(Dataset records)
start
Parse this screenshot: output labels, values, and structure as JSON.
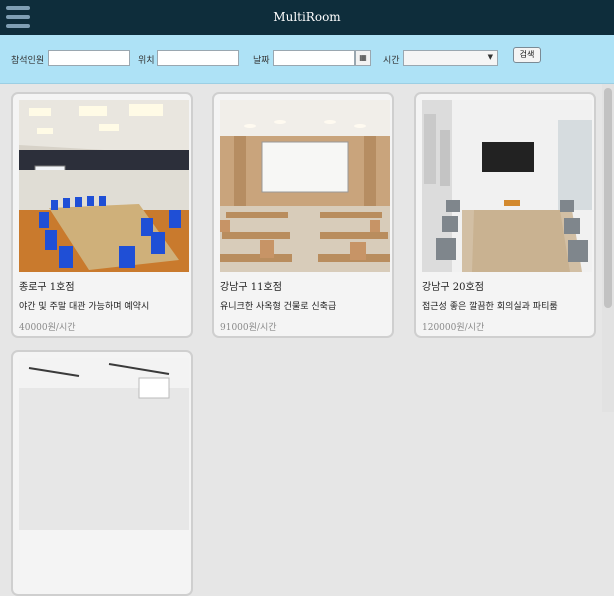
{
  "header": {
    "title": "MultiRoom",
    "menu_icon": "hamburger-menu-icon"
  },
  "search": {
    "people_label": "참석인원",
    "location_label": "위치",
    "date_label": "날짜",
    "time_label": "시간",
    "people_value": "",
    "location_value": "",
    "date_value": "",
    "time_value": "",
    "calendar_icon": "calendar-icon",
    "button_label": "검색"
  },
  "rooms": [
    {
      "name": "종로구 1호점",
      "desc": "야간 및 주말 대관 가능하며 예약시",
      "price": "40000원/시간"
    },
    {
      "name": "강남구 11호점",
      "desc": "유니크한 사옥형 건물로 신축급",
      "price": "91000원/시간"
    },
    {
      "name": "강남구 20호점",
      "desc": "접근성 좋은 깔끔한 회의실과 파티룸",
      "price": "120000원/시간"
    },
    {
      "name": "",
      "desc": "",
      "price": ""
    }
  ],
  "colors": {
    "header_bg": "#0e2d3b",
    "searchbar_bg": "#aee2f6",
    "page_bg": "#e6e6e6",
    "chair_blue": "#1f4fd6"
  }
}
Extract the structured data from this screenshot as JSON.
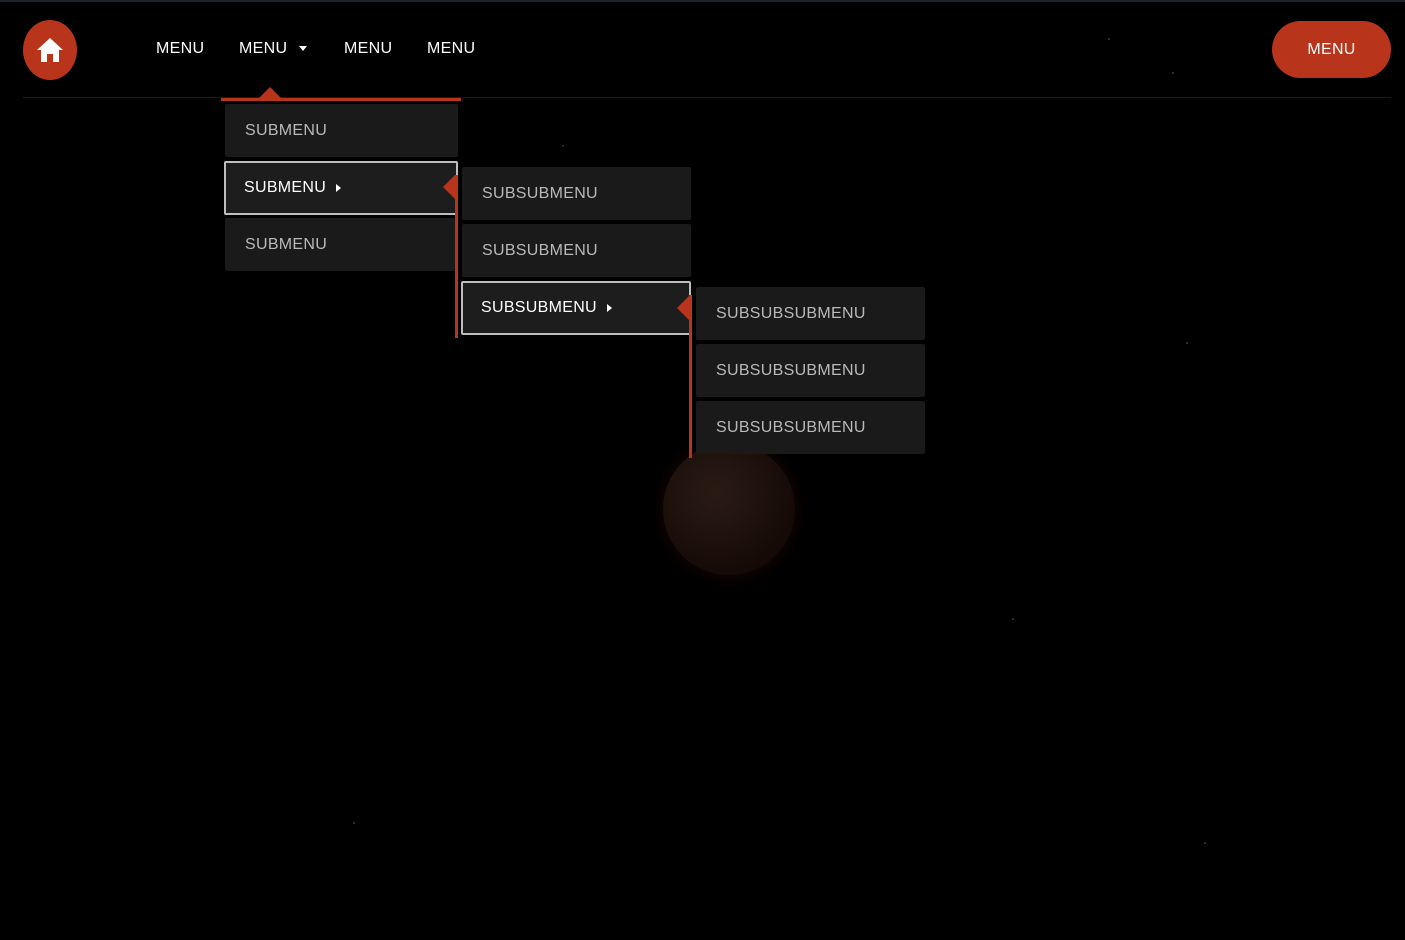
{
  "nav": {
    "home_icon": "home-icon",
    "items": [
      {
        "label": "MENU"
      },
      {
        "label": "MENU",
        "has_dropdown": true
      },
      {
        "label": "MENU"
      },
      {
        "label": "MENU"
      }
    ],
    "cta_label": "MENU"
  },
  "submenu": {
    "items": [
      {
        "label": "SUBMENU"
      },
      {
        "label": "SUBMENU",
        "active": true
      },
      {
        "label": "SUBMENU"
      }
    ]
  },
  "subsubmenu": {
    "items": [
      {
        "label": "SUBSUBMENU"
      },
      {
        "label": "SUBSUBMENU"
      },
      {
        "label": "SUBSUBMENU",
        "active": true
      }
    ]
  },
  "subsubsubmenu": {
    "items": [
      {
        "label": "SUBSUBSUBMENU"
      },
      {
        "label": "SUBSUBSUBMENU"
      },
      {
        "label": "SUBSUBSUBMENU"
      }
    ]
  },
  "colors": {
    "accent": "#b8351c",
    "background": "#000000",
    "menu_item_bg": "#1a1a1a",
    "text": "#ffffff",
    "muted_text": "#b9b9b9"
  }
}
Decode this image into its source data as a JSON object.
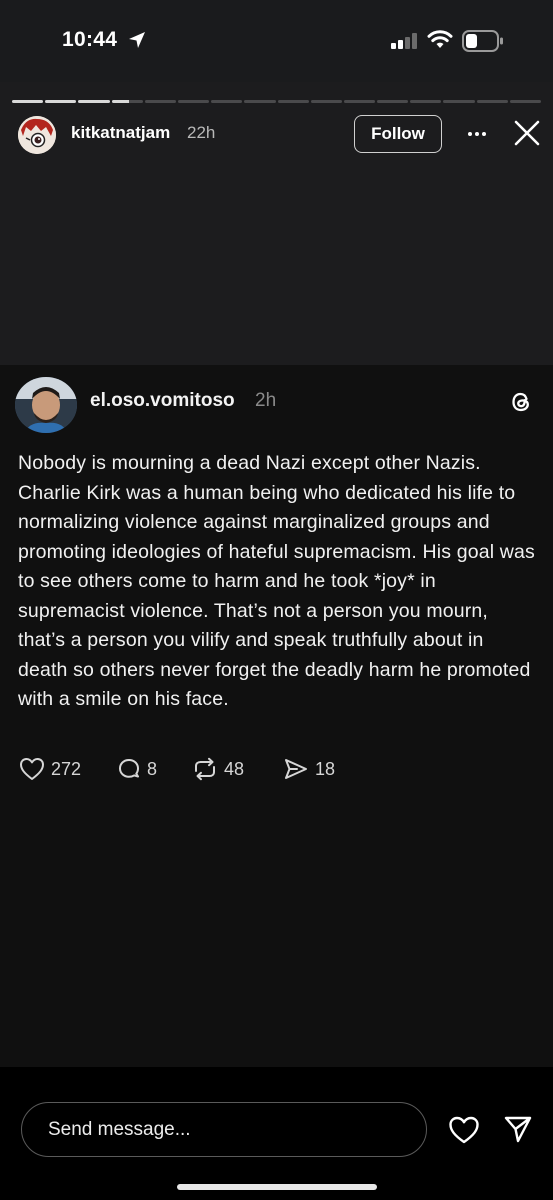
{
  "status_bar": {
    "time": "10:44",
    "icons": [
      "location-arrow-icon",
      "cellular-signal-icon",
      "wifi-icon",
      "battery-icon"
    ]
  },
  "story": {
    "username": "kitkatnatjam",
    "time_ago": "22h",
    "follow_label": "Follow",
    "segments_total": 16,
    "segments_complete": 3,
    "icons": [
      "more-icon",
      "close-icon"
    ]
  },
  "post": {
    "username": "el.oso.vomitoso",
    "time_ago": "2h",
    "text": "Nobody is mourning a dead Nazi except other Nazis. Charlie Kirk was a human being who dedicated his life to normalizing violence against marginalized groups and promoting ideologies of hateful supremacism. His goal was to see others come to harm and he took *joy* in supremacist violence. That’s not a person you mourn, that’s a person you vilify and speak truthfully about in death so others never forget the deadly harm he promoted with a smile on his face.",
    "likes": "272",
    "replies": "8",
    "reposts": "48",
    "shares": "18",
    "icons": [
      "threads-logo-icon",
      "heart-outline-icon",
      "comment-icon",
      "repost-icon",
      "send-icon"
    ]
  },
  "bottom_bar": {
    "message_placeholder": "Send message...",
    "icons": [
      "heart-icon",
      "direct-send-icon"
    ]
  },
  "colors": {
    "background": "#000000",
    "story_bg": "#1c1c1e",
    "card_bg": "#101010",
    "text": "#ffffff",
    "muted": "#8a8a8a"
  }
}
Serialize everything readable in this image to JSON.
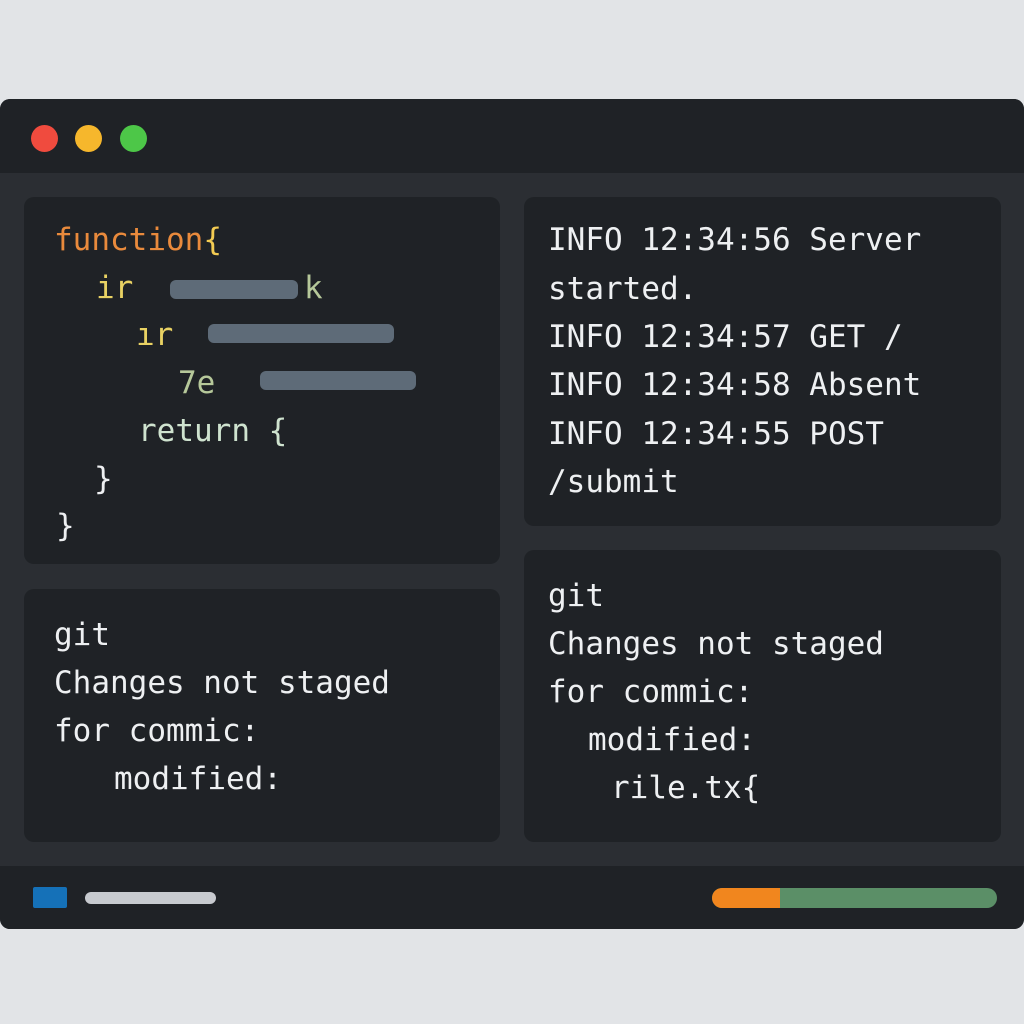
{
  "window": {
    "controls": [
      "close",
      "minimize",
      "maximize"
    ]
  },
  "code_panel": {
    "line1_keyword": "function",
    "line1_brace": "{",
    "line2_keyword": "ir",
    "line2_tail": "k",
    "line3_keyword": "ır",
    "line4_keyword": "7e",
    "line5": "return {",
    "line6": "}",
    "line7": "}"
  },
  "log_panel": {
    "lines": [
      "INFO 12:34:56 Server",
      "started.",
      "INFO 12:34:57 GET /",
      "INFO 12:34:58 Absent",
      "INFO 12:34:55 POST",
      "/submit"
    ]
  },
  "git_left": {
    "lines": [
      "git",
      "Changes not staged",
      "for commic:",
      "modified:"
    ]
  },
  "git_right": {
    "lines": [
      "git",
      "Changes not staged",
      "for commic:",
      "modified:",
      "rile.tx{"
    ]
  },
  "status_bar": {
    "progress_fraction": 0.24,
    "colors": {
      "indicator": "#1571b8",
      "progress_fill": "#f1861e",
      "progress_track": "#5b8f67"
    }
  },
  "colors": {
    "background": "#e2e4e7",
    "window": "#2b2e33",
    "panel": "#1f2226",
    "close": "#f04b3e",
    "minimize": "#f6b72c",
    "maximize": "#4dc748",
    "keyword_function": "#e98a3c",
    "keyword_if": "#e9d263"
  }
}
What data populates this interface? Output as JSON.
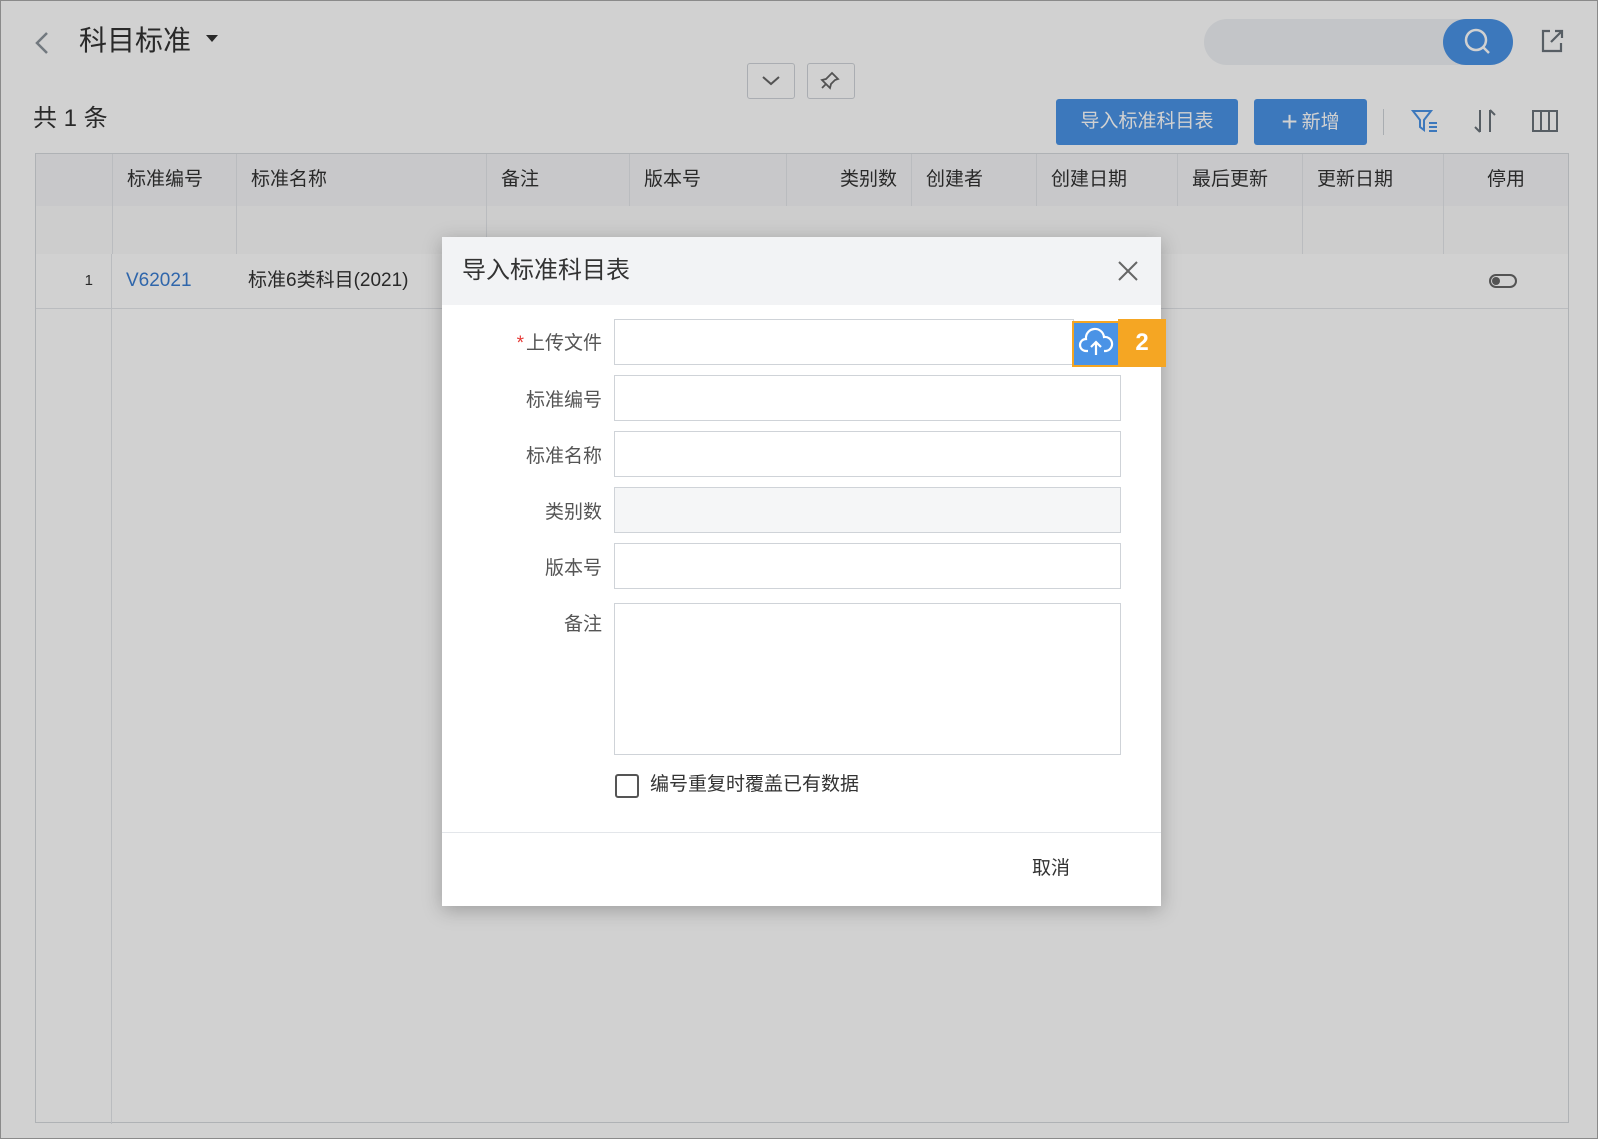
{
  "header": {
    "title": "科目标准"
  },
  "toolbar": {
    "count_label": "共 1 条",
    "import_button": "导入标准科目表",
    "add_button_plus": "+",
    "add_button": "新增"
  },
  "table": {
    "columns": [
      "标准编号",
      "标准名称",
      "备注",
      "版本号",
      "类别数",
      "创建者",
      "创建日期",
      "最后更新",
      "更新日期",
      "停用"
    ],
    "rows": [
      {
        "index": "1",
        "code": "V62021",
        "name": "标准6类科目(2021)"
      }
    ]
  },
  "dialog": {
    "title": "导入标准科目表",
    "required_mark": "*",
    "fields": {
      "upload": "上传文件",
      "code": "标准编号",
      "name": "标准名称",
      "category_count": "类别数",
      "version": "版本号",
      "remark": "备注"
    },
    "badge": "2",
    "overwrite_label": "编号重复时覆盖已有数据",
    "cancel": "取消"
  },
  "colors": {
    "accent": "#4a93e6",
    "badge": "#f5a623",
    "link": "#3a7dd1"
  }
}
end
EXERCISE PROMPT: Select every line where the word "price" occurs.

THE ANSWER:
      "price": "40000원/시간"
      "price": "91000원/시간"
      "price": "120000원/시간"
      "price": ""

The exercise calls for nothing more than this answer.